Die Glocken der Föhrichkirche

Am 17. Dezember 1929 wurden sie bei Heinrich Kurtz in der Heusteigstraße gegossen, die ersten Glocken der Föhrichkirche. Sie waren gestimmt auf die Töne E und G. Die größere der beiden Glocken trug die Inschrift: „WER OHREN HAT ZU HÖREN, DER HÖRE" und darunter ein Relief, das Christus als Lehrer zeigt. Die kleinere Glocke zeigte die Inschrift: „KOMMT, LASST UNS ANBETEN". Wir müssen von diesen Glocken in der Vergangenheitsform reden, denn sie sind dem Krieg zum Opfer gefallen. Sie gehörten zu der Kategorie von Glocken, die eingeschmolzen wurden, weil sie keinen historischen Wert darstellten.

Die Glocken der Föhrichkirche

Nach dem Krieg kam der Wunsch nach neuen Glocken auf. In der Druckerei Köhrer wurden unentgeltlich Glockenkarten hergestellt, die als Spendenquittungen galten. Es kam das Nötige zusammen, so dass zwei Glocken wieder bei der Firma Kurtz in Auftrag gegeben werden konnten. Für die größere Glocke mit dem Ton C' wurden die Worte gewählt: „0 LAND, LAND, LAND HÖRE DES HERRN WORT." Für die kleinere die Worte: „REDE HERR, DENN DEIN KNECHT HÖRT." Sie hat den Ton G".

Am 23. September 1950 kamen die Glocken hier an und standen dann im Altarraum der Föhrichkirche bis zum Erntedankfest, um dann in der Enge des Dachreiters zu verschwinden. Von dieser Glockenstube klingen sie - je nach Windrichtung - weit hinaus. Es sind nicht die vollen und runden Töne, wie sie von der alten Stadtkirche Feuerbachs herkommen. Es ist eher wie das Locken einer Glucke, die ihre Kücklein gerne um sich scharen möchte. Lassen wir uns doch rufen!

Gegebene Datensätze.
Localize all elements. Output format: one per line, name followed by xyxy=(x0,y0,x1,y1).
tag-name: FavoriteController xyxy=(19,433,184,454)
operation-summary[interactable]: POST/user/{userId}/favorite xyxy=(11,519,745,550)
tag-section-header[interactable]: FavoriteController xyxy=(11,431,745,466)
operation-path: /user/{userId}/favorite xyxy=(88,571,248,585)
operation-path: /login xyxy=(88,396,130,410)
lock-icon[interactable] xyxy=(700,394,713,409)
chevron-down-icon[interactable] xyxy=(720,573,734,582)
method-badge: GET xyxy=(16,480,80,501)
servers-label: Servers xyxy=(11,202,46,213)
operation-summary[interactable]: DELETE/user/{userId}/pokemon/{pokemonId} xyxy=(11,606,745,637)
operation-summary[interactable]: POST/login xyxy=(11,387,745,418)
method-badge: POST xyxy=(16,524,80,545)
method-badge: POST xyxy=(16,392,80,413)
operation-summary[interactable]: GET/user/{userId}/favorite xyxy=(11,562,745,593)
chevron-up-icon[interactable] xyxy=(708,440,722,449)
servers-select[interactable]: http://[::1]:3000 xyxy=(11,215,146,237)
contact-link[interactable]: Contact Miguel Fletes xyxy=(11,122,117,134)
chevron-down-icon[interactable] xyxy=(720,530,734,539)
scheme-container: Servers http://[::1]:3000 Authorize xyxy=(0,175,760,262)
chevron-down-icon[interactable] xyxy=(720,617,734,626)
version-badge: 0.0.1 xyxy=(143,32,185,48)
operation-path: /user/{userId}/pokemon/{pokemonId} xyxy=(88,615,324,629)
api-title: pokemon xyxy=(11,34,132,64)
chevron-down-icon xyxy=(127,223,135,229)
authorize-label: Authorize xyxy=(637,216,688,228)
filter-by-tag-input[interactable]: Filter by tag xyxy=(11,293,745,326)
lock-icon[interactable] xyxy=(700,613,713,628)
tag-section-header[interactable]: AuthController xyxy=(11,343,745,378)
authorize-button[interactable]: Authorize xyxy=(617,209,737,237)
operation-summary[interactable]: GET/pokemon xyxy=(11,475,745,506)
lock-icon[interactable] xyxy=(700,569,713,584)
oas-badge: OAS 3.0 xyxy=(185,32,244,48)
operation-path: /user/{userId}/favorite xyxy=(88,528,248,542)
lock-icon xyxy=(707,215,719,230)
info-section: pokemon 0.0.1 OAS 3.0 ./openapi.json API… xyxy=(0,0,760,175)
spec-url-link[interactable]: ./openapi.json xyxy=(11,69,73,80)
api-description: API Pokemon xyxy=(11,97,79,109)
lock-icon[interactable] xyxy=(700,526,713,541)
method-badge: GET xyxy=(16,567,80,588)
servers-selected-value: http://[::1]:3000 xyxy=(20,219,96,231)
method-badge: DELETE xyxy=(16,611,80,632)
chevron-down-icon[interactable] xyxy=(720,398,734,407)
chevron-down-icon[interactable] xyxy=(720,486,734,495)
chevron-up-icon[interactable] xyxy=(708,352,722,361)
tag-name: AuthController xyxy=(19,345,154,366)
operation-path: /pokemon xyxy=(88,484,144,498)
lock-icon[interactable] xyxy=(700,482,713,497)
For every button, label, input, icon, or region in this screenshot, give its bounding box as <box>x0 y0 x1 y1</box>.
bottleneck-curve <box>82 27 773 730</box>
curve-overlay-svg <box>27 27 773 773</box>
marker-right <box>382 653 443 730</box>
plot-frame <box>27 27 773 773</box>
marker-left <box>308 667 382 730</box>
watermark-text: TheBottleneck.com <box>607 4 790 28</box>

Übungsaufgaben.
(a) Entnehmen Sie dem Text über die Glocken der Föhrichkirche wörtlich den Abschnitt, der mit den Worten „Am 17. Dezember“ beginnt und mit „historischen Wert darstellten.“ endet.
(b) Warum muss laut dem Text über die Glocken der Föhrichkirche von den ersten Glocken in der Vergangenheitsform gesprochen werden?
Die Datensätze werden zur Bearbeitung nicht gebraucht.

Lösungen.
(a)
Am 17. Dezember 1929 wurden sie bei Heinrich Kurtz in der Heusteigstraße gegossen, die ersten Glocken der Föhrichkirche. Sie waren gestimmt auf die Töne E und G. Die größere der beiden Glocken trug die Inschrift: „WER OHREN HAT ZU HÖREN, DER HÖRE" und darunter ein Relief, das Christus als Lehrer zeigt. Die kleinere Glocke zeigte die Inschrift: „KOMMT, LASST UNS ANBETEN". Wir müssen von diesen Glocken in der Vergangenheitsform reden, denn sie sind dem Krieg zum Opfer gefallen. Sie gehörten zu der Kategorie von Glocken, die eingeschmolzen wurden, weil sie keinen historischen Wert darstellten.

(b) Die ersten Glocken sind dem Krieg zum Opfer gefallen. Sie gehörten zu den Glocken, die eingeschmolzen wurden, weil sie keinen historischen Wert darstellten.